◆ Given exercise: Exactly as written, retype the listing below, omitting the pictures.

◆ Dataset entries:
----------

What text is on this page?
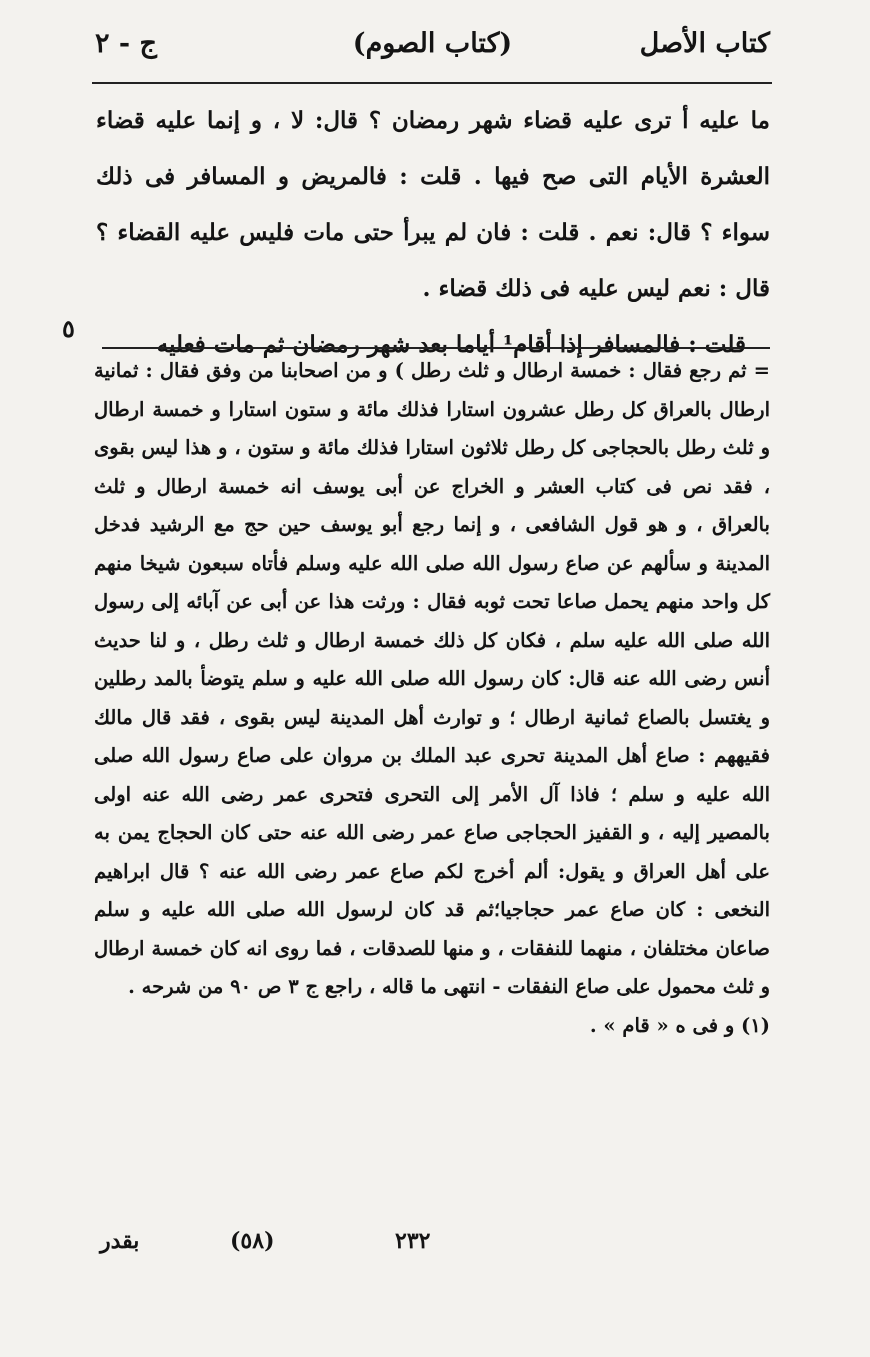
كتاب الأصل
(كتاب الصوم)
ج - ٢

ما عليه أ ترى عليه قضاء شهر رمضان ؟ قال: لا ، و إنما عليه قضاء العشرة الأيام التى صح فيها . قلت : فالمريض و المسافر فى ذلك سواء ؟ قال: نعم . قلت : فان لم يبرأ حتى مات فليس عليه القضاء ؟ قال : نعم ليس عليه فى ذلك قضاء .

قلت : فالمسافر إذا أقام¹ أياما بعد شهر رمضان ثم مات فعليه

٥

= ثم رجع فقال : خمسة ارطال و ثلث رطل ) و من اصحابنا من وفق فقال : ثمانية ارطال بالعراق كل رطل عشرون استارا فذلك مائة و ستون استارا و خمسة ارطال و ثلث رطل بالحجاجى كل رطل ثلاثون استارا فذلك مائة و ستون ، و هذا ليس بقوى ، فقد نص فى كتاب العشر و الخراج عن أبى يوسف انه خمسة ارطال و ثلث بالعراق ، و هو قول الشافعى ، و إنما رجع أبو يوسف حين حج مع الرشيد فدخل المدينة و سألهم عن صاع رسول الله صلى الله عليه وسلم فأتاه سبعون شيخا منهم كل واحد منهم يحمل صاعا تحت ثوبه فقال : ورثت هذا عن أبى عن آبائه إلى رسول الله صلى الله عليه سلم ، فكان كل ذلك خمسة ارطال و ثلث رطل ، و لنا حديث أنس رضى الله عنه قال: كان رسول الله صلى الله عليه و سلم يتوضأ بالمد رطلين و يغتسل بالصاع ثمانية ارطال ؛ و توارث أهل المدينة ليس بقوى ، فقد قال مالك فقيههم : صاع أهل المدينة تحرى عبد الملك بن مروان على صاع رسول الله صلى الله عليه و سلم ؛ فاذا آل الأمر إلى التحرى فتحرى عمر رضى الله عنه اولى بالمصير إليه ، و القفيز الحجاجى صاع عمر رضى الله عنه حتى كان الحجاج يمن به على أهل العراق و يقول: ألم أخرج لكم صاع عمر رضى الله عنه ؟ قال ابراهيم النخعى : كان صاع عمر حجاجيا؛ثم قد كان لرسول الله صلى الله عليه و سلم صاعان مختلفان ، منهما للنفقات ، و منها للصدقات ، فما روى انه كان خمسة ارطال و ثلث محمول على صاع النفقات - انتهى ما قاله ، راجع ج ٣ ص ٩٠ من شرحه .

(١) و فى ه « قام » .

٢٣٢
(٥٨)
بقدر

----------

◆ Result below:
What text is on this page?
كتاب الأصل
(كتاب الصوم)
ج - ٢

ما عليه أ ترى عليه قضاء شهر رمضان ؟ قال: لا ، و إنما عليه قضاء العشرة الأيام التى صح فيها . قلت : فالمريض و المسافر فى ذلك سواء ؟ قال: نعم . قلت : فان لم يبرأ حتى مات فليس عليه القضاء ؟ قال : نعم ليس عليه فى ذلك قضاء .

قلت : فالمسافر إذا أقام¹ أياما بعد شهر رمضان ثم مات فعليه

٥

= ثم رجع فقال : خمسة ارطال و ثلث رطل ) و من اصحابنا من وفق فقال : ثمانية ارطال بالعراق كل رطل عشرون استارا فذلك مائة و ستون استارا و خمسة ارطال و ثلث رطل بالحجاجى كل رطل ثلاثون استارا فذلك مائة و ستون ، و هذا ليس بقوى ، فقد نص فى كتاب العشر و الخراج عن أبى يوسف انه خمسة ارطال و ثلث بالعراق ، و هو قول الشافعى ، و إنما رجع أبو يوسف حين حج مع الرشيد فدخل المدينة و سألهم عن صاع رسول الله صلى الله عليه وسلم فأتاه سبعون شيخا منهم كل واحد منهم يحمل صاعا تحت ثوبه فقال : ورثت هذا عن أبى عن آبائه إلى رسول الله صلى الله عليه سلم ، فكان كل ذلك خمسة ارطال و ثلث رطل ، و لنا حديث أنس رضى الله عنه قال: كان رسول الله صلى الله عليه و سلم يتوضأ بالمد رطلين و يغتسل بالصاع ثمانية ارطال ؛ و توارث أهل المدينة ليس بقوى ، فقد قال مالك فقيههم : صاع أهل المدينة تحرى عبد الملك بن مروان على صاع رسول الله صلى الله عليه و سلم ؛ فاذا آل الأمر إلى التحرى فتحرى عمر رضى الله عنه اولى بالمصير إليه ، و القفيز الحجاجى صاع عمر رضى الله عنه حتى كان الحجاج يمن به على أهل العراق و يقول: ألم أخرج لكم صاع عمر رضى الله عنه ؟ قال ابراهيم النخعى : كان صاع عمر حجاجيا؛ثم قد كان لرسول الله صلى الله عليه و سلم صاعان مختلفان ، منهما للنفقات ، و منها للصدقات ، فما روى انه كان خمسة ارطال و ثلث محمول على صاع النفقات - انتهى ما قاله ، راجع ج ٣ ص ٩٠ من شرحه .

(١) و فى ه « قام » .

٢٣٢
(٥٨)
بقدر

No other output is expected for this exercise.